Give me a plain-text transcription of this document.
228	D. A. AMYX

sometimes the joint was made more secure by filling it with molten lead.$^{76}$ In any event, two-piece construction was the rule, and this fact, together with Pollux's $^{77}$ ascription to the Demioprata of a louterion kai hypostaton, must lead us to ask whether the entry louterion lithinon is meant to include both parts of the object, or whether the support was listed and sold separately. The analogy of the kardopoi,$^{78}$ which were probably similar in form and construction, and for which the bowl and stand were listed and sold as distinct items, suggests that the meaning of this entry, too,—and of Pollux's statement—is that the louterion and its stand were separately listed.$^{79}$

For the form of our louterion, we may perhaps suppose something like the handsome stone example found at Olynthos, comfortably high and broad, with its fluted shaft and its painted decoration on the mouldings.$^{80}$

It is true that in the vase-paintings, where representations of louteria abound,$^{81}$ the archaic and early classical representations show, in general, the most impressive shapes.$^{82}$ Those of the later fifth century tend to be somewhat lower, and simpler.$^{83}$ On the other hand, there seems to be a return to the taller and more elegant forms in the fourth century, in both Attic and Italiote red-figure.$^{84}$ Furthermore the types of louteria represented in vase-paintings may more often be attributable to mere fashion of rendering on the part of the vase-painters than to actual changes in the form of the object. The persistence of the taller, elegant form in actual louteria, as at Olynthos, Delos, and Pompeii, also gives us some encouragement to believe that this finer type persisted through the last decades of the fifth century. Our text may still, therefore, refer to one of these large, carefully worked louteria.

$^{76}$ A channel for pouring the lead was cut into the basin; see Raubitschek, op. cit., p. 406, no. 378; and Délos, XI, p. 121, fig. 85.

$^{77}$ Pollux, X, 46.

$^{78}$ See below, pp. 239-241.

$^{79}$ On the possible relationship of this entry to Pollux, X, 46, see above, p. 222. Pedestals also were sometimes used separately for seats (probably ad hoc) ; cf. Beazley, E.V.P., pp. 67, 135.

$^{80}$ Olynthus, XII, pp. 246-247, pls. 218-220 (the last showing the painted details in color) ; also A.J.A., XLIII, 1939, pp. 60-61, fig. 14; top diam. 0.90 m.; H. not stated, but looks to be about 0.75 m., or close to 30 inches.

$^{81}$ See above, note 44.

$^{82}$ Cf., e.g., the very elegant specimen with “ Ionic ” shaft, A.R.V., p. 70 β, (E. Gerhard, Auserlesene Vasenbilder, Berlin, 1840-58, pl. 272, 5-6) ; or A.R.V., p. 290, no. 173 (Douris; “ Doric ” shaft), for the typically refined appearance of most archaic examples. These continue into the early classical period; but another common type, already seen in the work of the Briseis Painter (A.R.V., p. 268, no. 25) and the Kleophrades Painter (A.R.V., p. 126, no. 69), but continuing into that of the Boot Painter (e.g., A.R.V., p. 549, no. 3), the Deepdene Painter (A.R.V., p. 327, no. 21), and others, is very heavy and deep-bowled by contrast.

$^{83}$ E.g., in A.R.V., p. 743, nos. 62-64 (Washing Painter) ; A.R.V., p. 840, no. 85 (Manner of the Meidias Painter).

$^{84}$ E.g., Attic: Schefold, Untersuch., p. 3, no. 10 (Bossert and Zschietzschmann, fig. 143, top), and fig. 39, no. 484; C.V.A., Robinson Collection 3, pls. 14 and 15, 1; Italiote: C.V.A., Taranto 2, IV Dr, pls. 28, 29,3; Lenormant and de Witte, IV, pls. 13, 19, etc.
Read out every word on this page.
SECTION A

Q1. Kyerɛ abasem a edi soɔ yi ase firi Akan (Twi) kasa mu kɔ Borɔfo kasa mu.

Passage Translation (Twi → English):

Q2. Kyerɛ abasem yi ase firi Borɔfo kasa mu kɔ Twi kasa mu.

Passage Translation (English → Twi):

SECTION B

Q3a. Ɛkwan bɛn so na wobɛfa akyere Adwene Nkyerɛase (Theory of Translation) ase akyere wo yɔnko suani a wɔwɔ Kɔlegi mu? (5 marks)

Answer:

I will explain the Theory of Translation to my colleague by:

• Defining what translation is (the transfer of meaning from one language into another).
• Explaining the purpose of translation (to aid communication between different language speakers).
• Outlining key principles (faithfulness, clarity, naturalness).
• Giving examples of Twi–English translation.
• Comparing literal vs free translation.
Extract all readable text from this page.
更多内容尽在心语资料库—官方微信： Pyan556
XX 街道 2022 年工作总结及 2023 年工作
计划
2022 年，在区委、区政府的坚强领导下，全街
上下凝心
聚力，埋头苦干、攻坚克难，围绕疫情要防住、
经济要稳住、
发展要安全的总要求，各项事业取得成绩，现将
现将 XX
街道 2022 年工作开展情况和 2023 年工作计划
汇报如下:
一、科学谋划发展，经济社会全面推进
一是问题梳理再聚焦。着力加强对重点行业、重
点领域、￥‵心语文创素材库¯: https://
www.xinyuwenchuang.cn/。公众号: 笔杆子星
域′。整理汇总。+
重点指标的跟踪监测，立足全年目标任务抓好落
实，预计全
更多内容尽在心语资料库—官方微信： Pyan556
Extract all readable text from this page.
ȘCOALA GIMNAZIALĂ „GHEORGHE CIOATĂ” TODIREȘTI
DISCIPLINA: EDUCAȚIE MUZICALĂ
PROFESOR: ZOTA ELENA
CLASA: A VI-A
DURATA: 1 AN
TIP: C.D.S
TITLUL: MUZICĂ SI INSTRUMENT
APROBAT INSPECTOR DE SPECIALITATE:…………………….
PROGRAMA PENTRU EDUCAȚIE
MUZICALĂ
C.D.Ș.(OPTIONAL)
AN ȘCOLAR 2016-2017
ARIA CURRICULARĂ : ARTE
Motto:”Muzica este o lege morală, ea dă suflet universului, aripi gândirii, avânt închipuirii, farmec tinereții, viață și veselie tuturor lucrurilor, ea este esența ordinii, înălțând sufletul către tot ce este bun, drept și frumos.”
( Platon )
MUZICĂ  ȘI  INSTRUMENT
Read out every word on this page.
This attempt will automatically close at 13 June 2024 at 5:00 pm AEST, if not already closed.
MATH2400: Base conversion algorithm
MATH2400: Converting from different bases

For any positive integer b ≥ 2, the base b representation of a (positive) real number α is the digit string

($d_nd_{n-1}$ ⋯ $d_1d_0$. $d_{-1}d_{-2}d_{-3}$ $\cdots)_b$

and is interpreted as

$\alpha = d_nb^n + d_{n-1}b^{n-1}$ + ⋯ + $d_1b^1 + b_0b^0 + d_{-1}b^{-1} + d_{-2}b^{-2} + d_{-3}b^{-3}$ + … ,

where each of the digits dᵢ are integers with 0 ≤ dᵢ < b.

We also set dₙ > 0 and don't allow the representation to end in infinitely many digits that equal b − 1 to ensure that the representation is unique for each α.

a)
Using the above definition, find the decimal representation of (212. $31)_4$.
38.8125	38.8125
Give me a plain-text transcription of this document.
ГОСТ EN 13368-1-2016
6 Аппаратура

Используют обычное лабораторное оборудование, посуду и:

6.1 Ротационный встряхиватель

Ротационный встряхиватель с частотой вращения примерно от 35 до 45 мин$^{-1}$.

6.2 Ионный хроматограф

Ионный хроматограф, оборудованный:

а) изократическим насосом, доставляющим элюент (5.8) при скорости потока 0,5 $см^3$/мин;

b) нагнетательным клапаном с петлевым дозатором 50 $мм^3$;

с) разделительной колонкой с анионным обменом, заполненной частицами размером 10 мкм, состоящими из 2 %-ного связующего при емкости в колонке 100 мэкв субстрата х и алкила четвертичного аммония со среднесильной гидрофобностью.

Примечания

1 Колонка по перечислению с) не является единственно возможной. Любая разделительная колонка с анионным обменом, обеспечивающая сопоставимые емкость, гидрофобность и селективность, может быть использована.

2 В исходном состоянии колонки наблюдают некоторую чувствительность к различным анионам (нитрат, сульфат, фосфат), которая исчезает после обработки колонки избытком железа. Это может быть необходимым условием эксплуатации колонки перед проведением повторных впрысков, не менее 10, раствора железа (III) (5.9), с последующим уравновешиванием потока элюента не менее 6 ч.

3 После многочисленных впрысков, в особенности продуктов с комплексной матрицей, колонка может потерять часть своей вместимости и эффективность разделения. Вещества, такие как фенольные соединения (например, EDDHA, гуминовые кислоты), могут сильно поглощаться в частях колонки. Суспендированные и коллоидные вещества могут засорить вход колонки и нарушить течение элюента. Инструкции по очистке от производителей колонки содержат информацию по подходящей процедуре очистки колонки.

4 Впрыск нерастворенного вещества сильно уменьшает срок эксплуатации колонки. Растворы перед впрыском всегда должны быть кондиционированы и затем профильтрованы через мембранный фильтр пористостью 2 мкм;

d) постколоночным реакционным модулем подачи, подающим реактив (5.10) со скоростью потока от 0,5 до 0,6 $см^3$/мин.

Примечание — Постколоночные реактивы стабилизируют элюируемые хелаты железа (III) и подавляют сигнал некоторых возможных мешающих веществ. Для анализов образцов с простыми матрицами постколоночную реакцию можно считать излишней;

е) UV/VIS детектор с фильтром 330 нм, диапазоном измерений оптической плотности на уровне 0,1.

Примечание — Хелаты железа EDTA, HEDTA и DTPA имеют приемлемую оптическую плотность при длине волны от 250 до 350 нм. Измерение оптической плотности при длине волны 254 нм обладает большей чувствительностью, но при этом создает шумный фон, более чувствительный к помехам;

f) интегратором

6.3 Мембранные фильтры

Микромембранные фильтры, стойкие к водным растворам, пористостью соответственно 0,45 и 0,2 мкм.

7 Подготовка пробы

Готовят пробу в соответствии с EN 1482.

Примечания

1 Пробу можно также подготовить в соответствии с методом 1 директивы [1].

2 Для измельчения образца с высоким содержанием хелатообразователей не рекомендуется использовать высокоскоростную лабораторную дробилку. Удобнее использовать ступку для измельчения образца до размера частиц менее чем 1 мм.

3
-----
Of the lines in this listing, report how many contain the string "English", and give the number only.

Finished exercise >>
3